TASK DIRECTIONS |
Pick out all lines with the word "региона" from the records that follow.

TASK DATA |
---

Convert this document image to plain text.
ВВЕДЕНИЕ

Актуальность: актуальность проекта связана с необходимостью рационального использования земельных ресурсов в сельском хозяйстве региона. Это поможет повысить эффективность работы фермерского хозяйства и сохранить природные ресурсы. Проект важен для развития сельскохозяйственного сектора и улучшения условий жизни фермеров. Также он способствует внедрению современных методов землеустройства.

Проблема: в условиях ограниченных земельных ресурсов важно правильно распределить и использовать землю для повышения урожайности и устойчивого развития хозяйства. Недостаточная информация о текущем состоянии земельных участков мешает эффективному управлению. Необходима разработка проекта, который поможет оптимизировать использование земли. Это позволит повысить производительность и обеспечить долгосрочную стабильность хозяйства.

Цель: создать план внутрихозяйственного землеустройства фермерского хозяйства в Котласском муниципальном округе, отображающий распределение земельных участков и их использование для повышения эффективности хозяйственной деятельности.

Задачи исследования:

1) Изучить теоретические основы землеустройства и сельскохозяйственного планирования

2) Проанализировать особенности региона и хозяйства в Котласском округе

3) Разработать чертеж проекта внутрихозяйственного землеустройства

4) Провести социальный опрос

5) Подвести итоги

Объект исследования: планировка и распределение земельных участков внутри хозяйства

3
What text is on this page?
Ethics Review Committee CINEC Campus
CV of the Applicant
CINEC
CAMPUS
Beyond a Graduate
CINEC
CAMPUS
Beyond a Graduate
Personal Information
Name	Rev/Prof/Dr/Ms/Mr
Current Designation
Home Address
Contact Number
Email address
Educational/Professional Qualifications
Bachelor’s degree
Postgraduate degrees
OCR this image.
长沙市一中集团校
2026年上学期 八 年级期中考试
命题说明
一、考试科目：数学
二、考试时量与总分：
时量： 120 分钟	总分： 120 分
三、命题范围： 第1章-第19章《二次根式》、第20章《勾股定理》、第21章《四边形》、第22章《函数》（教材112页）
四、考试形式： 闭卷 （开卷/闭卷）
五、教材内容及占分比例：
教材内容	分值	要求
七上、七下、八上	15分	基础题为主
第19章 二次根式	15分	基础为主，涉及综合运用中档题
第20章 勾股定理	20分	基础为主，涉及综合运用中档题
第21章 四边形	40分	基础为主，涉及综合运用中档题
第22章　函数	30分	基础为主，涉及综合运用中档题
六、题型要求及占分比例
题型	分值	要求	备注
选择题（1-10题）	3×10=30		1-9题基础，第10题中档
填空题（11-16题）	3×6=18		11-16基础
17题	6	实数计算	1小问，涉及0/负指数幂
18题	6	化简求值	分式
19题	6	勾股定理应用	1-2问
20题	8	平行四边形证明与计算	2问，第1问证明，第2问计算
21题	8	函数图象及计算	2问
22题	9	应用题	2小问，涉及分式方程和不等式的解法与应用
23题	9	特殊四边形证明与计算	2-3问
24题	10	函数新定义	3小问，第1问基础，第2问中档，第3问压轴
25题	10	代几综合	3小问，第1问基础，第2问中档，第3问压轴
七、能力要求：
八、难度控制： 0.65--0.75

---

THE SOLUTION |
Актуальность: актуальность проекта связана с необходимостью рационального использования земельных ресурсов в сельском хозяйстве региона. Это поможет повысить эффективность работы фермерского хозяйства и сохранить природные ресурсы. Проект важен для развития сельскохозяйственного сектора и улучшения условий жизни фермеров. Также он способствует внедрению современных методов землеустройства.
2) Проанализировать особенности региона и хозяйства в Котласском округе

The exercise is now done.